▶ [Items]
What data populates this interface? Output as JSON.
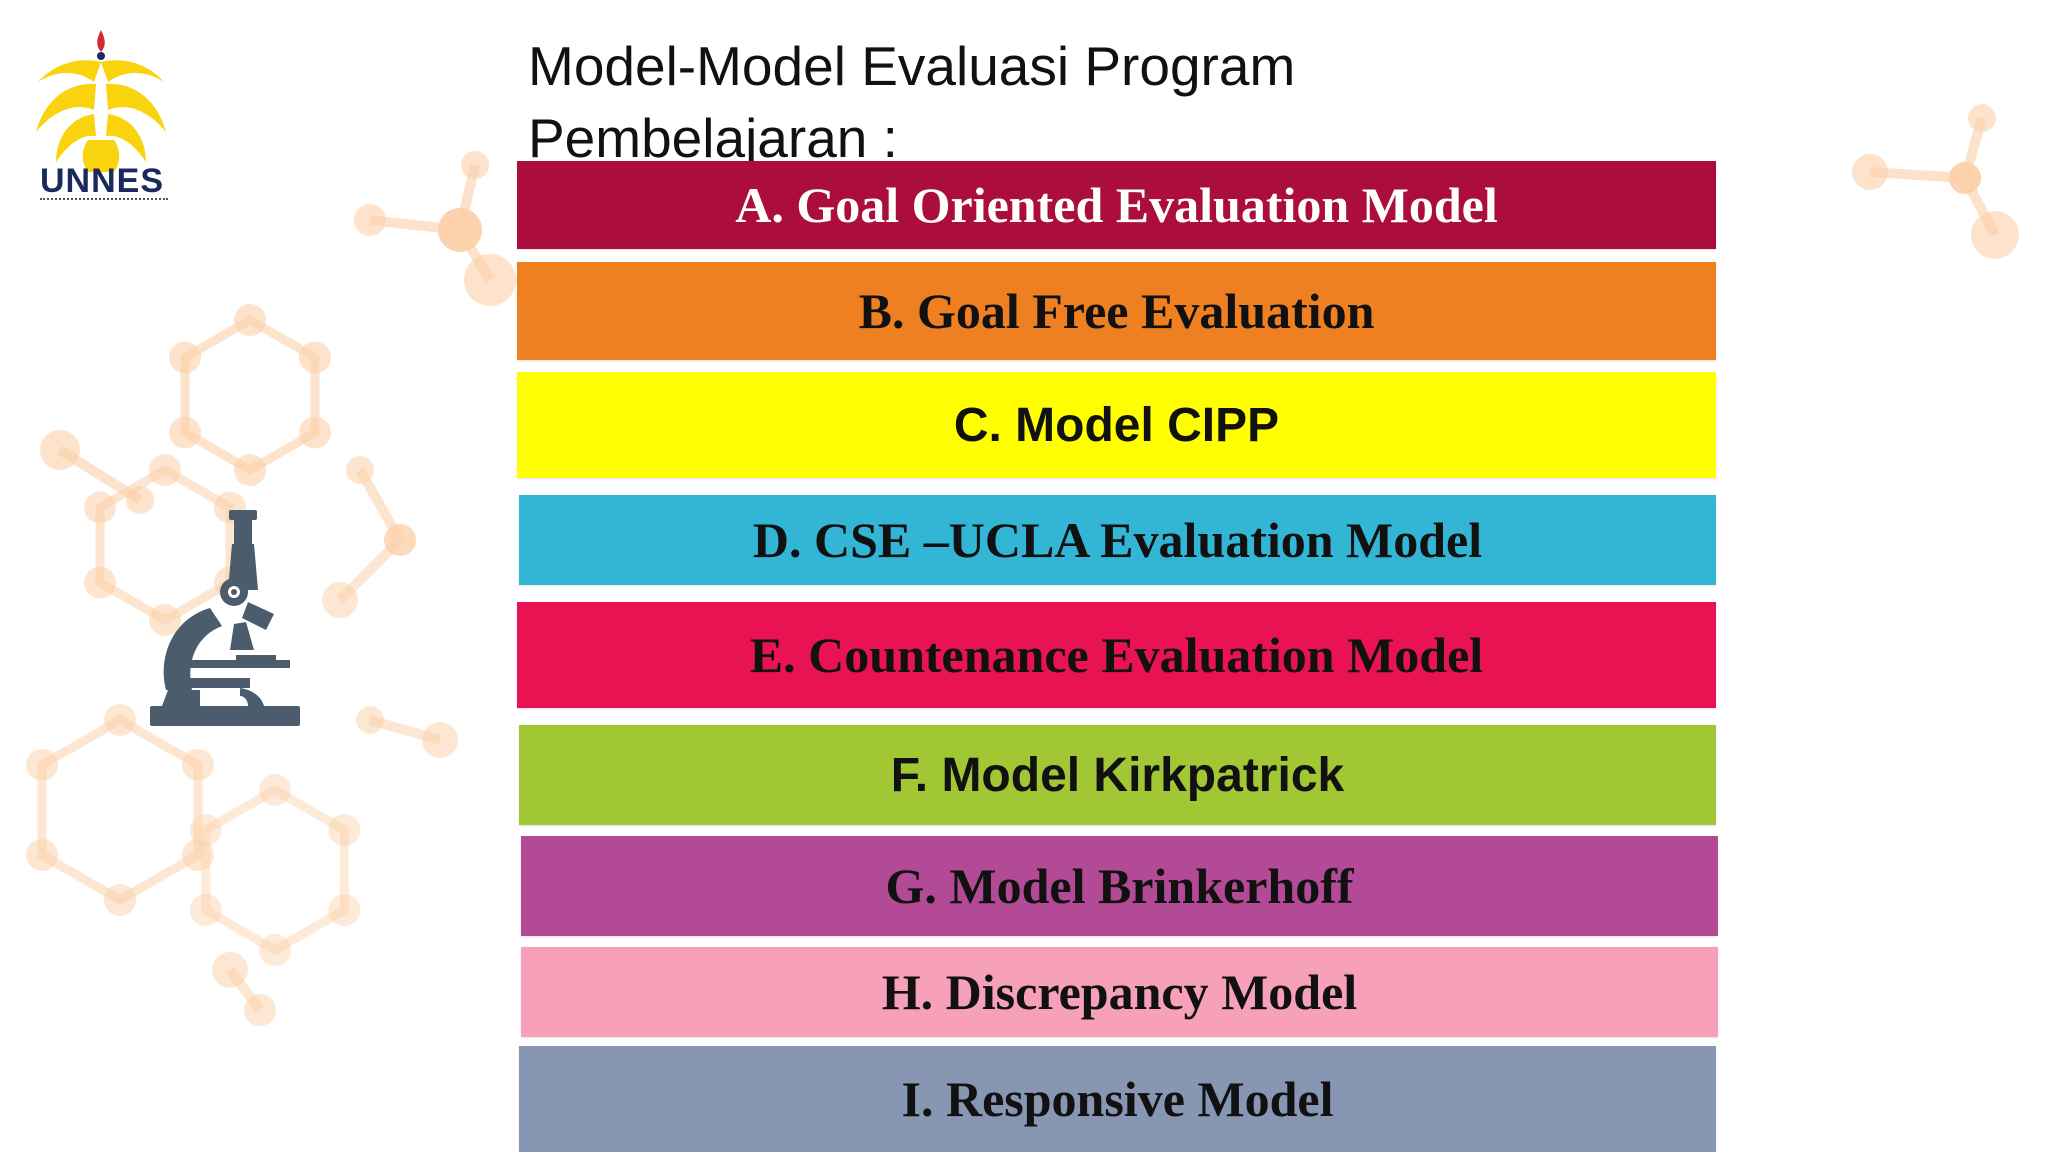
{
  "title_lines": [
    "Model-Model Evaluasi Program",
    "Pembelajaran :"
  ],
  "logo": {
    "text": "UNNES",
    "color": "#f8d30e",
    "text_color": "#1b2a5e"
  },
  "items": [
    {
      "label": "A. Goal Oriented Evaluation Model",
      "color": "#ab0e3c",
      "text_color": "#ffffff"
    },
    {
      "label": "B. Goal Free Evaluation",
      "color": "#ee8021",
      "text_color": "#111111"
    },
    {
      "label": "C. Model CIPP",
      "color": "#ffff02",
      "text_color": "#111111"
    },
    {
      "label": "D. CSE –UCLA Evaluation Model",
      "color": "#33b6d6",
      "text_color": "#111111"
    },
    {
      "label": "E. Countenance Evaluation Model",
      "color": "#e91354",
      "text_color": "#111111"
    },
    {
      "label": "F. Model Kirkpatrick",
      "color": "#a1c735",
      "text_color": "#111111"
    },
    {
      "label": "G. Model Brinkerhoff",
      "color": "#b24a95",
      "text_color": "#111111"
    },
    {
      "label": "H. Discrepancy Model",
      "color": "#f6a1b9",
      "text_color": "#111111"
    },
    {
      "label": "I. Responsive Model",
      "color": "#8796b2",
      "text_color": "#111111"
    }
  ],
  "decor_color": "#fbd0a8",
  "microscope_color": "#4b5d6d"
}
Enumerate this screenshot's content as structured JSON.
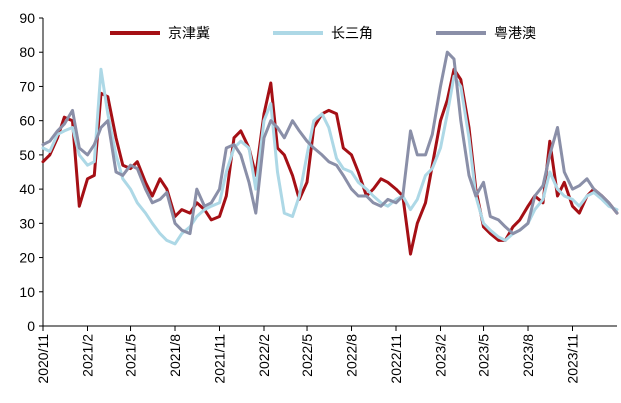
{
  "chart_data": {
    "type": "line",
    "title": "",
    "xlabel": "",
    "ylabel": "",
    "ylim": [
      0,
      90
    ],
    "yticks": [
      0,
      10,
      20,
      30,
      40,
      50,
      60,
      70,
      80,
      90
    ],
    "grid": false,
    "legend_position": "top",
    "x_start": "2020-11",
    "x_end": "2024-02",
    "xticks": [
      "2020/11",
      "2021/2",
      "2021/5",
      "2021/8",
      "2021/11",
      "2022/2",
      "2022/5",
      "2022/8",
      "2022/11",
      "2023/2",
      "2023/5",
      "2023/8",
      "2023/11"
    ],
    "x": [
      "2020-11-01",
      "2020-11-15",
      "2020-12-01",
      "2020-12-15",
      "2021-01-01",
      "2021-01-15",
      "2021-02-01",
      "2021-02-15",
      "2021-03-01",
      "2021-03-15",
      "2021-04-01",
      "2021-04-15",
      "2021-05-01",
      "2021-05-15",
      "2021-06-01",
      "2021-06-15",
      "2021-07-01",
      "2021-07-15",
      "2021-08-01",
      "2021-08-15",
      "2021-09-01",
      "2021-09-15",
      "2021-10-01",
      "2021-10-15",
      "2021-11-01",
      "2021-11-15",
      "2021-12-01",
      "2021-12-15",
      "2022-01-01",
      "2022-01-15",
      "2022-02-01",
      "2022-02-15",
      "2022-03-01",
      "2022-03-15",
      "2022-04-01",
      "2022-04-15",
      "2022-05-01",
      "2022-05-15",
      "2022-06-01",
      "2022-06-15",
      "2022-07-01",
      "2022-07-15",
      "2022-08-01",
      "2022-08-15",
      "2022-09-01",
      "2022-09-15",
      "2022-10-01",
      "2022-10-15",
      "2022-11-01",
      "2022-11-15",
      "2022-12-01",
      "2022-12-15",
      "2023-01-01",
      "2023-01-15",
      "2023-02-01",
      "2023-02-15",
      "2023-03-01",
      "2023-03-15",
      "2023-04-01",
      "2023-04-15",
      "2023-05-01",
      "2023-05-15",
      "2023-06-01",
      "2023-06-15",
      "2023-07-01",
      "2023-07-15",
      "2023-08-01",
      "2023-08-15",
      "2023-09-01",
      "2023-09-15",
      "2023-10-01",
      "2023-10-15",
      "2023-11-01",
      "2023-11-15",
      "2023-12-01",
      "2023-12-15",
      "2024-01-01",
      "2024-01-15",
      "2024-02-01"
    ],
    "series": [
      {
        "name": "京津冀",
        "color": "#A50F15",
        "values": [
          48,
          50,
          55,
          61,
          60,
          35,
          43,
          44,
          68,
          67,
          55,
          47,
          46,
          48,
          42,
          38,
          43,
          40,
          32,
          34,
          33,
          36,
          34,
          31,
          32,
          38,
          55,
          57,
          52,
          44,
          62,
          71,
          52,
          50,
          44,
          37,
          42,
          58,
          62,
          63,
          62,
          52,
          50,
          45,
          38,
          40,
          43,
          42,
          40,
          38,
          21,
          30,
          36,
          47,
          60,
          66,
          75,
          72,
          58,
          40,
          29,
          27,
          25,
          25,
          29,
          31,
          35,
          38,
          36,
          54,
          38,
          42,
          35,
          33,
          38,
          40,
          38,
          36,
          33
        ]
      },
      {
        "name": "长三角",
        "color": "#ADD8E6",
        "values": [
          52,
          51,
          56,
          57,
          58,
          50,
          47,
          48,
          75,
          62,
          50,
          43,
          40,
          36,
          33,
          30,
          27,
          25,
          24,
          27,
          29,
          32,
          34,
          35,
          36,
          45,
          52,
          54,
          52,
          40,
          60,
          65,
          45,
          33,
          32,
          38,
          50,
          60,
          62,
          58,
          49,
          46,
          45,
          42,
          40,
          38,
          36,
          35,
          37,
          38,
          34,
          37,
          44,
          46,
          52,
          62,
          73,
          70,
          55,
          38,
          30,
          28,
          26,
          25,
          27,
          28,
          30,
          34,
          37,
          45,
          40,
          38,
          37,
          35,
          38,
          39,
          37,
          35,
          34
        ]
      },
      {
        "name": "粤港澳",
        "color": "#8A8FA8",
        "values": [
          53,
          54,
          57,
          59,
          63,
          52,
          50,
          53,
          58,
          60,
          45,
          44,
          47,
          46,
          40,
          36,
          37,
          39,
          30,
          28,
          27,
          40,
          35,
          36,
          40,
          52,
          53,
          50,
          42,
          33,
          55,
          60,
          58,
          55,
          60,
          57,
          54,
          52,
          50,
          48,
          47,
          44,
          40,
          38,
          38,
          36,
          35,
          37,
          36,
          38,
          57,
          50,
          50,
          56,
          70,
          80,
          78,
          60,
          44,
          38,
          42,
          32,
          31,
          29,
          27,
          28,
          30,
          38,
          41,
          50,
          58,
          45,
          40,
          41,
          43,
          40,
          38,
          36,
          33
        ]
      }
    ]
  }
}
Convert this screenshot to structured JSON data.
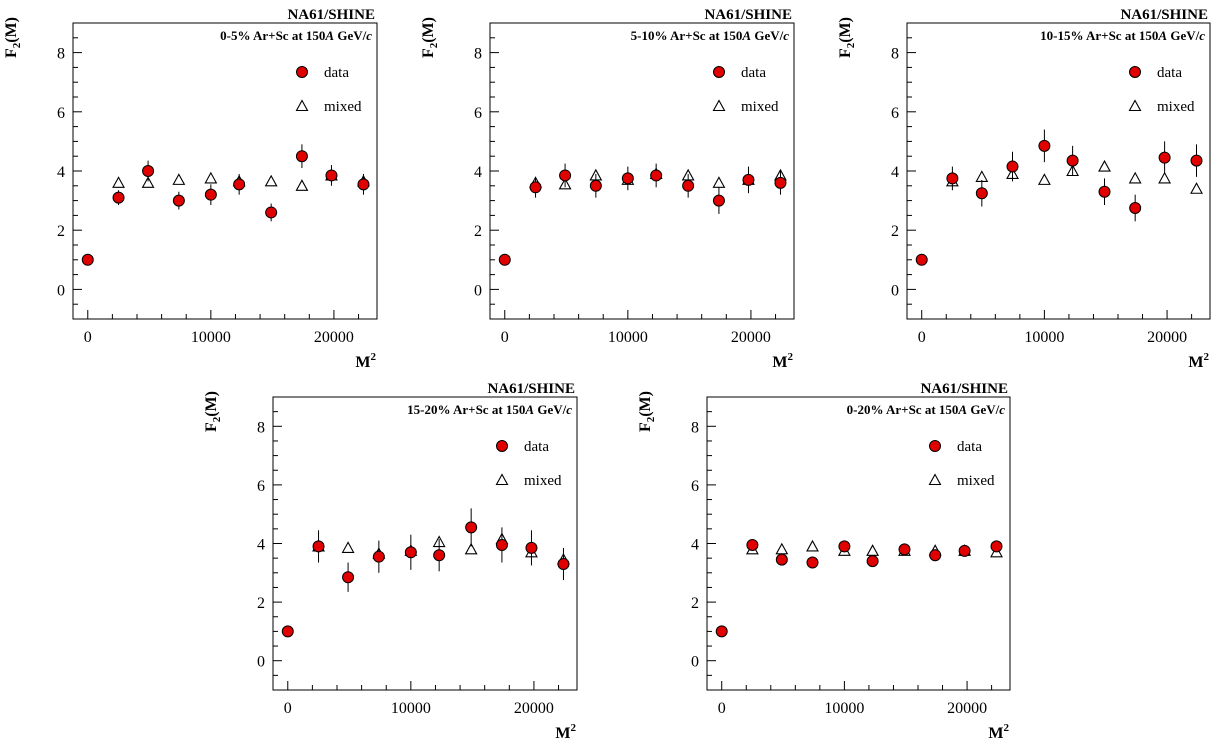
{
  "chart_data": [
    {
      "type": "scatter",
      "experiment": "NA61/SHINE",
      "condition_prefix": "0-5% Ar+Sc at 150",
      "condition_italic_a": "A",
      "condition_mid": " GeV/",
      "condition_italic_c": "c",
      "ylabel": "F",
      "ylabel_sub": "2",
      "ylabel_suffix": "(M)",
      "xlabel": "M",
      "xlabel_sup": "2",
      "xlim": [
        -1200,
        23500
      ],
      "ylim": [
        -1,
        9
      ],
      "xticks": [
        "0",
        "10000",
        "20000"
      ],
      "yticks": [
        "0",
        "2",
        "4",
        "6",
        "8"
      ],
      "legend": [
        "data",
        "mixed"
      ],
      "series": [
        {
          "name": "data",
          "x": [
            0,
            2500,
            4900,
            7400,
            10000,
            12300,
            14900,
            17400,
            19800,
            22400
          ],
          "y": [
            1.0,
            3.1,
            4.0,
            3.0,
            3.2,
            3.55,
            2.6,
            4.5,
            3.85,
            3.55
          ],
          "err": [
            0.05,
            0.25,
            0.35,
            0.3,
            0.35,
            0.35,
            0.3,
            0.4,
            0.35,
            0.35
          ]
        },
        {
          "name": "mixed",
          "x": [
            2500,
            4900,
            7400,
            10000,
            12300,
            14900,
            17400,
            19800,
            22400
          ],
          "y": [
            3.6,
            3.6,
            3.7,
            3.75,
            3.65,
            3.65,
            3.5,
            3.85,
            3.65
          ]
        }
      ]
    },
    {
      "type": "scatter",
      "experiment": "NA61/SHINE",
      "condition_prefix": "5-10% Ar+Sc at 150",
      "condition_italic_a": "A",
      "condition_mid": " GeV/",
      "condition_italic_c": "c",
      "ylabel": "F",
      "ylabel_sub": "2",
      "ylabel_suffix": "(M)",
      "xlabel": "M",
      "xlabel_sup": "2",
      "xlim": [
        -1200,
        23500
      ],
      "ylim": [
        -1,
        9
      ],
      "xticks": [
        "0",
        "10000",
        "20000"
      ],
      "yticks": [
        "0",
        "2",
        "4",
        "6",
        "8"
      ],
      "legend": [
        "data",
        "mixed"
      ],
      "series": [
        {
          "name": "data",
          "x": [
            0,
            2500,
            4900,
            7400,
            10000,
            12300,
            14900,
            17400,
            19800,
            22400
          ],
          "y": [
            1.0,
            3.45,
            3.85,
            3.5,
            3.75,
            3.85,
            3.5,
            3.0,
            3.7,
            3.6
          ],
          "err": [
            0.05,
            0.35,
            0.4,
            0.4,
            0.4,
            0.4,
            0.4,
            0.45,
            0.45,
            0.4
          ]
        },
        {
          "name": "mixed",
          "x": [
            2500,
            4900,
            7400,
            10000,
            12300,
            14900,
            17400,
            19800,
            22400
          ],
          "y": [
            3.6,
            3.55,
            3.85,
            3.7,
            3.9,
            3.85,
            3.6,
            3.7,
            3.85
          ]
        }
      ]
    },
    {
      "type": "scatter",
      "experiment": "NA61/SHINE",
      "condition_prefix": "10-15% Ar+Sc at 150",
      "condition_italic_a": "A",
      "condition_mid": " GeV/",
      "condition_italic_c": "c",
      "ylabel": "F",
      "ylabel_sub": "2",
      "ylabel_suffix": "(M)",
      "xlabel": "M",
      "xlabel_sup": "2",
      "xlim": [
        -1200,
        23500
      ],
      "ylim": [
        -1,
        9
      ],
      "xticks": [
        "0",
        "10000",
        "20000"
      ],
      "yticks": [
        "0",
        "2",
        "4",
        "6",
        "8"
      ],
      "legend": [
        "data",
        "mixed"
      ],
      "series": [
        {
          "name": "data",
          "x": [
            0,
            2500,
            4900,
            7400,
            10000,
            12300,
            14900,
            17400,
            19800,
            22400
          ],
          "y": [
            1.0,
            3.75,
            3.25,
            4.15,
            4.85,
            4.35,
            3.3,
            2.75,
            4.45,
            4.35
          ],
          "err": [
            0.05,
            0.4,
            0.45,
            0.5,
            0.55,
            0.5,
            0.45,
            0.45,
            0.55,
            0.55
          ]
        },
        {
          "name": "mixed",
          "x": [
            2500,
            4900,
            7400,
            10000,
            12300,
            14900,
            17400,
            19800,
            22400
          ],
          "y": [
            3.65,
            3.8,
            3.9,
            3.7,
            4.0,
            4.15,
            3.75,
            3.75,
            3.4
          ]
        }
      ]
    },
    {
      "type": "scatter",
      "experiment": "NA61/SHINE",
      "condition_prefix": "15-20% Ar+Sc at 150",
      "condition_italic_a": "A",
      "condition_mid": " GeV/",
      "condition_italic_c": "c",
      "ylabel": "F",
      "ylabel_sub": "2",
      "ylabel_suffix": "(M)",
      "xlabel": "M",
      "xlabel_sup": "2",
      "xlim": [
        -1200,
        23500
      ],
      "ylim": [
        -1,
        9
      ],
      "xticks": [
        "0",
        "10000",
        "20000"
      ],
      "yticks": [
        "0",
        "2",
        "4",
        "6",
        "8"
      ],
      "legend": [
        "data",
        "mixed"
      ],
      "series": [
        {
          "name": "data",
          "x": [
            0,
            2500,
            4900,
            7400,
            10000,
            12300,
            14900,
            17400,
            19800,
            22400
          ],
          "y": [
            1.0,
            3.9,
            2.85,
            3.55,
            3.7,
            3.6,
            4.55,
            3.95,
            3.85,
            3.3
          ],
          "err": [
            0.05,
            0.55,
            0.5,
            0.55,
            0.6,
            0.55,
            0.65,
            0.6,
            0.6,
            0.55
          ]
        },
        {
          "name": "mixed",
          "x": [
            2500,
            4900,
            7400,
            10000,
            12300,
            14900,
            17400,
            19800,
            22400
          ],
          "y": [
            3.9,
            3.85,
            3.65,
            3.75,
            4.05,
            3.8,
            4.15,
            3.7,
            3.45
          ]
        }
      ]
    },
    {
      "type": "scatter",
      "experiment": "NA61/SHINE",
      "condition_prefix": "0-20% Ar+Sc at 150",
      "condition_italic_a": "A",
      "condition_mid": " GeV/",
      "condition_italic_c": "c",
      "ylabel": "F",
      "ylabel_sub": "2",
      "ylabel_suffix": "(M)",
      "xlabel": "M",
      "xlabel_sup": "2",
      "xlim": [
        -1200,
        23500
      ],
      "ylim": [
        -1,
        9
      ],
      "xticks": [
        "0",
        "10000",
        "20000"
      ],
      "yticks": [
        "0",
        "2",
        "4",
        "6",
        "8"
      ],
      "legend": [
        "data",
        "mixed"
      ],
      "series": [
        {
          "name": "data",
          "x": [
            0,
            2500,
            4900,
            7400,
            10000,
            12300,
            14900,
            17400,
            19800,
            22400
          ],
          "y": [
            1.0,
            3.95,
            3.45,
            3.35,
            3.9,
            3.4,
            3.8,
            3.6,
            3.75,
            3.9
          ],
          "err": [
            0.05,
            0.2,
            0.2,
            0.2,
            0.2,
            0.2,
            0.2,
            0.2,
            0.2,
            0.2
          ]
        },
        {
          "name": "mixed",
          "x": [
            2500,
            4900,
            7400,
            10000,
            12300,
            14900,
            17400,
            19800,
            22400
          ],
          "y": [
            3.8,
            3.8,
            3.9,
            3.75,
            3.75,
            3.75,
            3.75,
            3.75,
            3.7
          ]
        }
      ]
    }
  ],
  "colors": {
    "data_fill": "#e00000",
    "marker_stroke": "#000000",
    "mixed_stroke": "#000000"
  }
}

▶ [Written task]
Out of the material above, select every line that holds the string "structured".

▶ [Solution to this exercise]
Enumerate this screenshot's content as structured JSON.
Convert this screenshot to structured JSON data.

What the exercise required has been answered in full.